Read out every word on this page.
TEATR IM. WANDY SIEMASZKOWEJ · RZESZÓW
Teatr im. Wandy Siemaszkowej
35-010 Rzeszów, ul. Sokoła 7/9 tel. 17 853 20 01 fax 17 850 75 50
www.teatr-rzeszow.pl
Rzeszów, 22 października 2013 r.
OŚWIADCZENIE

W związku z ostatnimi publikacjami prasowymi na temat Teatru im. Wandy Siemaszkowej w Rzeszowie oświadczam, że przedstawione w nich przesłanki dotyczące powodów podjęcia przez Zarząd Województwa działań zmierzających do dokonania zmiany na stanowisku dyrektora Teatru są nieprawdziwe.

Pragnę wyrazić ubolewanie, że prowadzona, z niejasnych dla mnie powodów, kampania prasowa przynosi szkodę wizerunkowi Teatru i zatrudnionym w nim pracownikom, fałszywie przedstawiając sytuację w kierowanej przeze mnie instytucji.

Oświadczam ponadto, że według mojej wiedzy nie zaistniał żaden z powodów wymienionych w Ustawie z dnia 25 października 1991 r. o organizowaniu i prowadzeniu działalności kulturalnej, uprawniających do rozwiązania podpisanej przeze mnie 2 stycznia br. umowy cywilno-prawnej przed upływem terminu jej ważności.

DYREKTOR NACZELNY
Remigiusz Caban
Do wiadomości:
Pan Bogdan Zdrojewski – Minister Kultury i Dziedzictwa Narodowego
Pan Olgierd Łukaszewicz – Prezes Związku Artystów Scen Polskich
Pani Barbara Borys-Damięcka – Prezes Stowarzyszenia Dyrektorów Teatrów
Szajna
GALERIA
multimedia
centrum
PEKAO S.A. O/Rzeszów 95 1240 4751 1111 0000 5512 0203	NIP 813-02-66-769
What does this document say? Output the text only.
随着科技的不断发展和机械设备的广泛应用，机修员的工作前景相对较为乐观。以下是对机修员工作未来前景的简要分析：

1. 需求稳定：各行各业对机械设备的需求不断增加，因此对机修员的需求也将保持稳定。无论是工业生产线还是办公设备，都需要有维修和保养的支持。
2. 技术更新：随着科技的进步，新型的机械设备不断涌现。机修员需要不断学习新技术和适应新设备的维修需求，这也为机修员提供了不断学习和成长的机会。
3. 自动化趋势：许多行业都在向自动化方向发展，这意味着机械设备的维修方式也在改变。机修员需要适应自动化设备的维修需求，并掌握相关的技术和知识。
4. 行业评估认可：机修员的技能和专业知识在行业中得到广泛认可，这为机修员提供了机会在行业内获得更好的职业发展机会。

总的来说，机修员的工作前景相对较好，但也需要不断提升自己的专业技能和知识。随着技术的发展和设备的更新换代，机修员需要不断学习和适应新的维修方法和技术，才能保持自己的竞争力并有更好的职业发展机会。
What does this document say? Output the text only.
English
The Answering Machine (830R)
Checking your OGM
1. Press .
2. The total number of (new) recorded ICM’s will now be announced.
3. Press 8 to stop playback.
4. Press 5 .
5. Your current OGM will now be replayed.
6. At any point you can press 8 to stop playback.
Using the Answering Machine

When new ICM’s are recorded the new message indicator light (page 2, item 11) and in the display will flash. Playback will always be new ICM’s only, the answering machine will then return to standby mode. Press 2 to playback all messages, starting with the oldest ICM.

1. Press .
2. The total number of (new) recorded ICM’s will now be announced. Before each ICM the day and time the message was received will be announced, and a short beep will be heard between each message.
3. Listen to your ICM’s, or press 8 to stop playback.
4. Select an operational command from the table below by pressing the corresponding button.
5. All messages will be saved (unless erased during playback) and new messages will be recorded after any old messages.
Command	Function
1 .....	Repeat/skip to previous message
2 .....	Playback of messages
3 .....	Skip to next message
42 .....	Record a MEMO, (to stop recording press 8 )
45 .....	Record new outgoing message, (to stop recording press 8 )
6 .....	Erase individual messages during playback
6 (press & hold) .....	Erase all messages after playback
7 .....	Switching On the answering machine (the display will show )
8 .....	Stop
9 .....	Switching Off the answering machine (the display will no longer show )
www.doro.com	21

| WHAT NEEDS TO BE DONE |
Retype all the material above precisely, with no line left out.

| THE OUTPUT |
Read out every word on this page.
TEATR IM. WANDY SIEMASZKOWEJ · RZESZÓW
Teatr im. Wandy Siemaszkowej
35-010 Rzeszów, ul. Sokoła 7/9 tel. 17 853 20 01 fax 17 850 75 50
www.teatr-rzeszow.pl
Rzeszów, 22 października 2013 r.
OŚWIADCZENIE

W związku z ostatnimi publikacjami prasowymi na temat Teatru im. Wandy Siemaszkowej w Rzeszowie oświadczam, że przedstawione w nich przesłanki dotyczące powodów podjęcia przez Zarząd Województwa działań zmierzających do dokonania zmiany na stanowisku dyrektora Teatru są nieprawdziwe.

Pragnę wyrazić ubolewanie, że prowadzona, z niejasnych dla mnie powodów, kampania prasowa przynosi szkodę wizerunkowi Teatru i zatrudnionym w nim pracownikom, fałszywie przedstawiając sytuację w kierowanej przeze mnie instytucji.

Oświadczam ponadto, że według mojej wiedzy nie zaistniał żaden z powodów wymienionych w Ustawie z dnia 25 października 1991 r. o organizowaniu i prowadzeniu działalności kulturalnej, uprawniających do rozwiązania podpisanej przeze mnie 2 stycznia br. umowy cywilno-prawnej przed upływem terminu jej ważności.

DYREKTOR NACZELNY
Remigiusz Caban
Do wiadomości:
Pan Bogdan Zdrojewski – Minister Kultury i Dziedzictwa Narodowego
Pan Olgierd Łukaszewicz – Prezes Związku Artystów Scen Polskich
Pani Barbara Borys-Damięcka – Prezes Stowarzyszenia Dyrektorów Teatrów
Szajna
GALERIA
multimedia
centrum
PEKAO S.A. O/Rzeszów 95 1240 4751 1111 0000 5512 0203	NIP 813-02-66-769
What does this document say? Output the text only.
随着科技的不断发展和机械设备的广泛应用，机修员的工作前景相对较为乐观。以下是对机修员工作未来前景的简要分析：

1. 需求稳定：各行各业对机械设备的需求不断增加，因此对机修员的需求也将保持稳定。无论是工业生产线还是办公设备，都需要有维修和保养的支持。
2. 技术更新：随着科技的进步，新型的机械设备不断涌现。机修员需要不断学习新技术和适应新设备的维修需求，这也为机修员提供了不断学习和成长的机会。
3. 自动化趋势：许多行业都在向自动化方向发展，这意味着机械设备的维修方式也在改变。机修员需要适应自动化设备的维修需求，并掌握相关的技术和知识。
4. 行业评估认可：机修员的技能和专业知识在行业中得到广泛认可，这为机修员提供了机会在行业内获得更好的职业发展机会。

总的来说，机修员的工作前景相对较好，但也需要不断提升自己的专业技能和知识。随着技术的发展和设备的更新换代，机修员需要不断学习和适应新的维修方法和技术，才能保持自己的竞争力并有更好的职业发展机会。
What does this document say? Output the text only.
English
The Answering Machine (830R)
Checking your OGM
1. Press .
2. The total number of (new) recorded ICM’s will now be announced.
3. Press 8 to stop playback.
4. Press 5 .
5. Your current OGM will now be replayed.
6. At any point you can press 8 to stop playback.
Using the Answering Machine

When new ICM’s are recorded the new message indicator light (page 2, item 11) and in the display will flash. Playback will always be new ICM’s only, the answering machine will then return to standby mode. Press 2 to playback all messages, starting with the oldest ICM.

1. Press .
2. The total number of (new) recorded ICM’s will now be announced. Before each ICM the day and time the message was received will be announced, and a short beep will be heard between each message.
3. Listen to your ICM’s, or press 8 to stop playback.
4. Select an operational command from the table below by pressing the corresponding button.
5. All messages will be saved (unless erased during playback) and new messages will be recorded after any old messages.
Command	Function
1 .....	Repeat/skip to previous message
2 .....	Playback of messages
3 .....	Skip to next message
42 .....	Record a MEMO, (to stop recording press 8 )
45 .....	Record new outgoing message, (to stop recording press 8 )
6 .....	Erase individual messages during playback
6 (press & hold) .....	Erase all messages after playback
7 .....	Switching On the answering machine (the display will show )
8 .....	Stop
9 .....	Switching Off the answering machine (the display will no longer show )
www.doro.com	21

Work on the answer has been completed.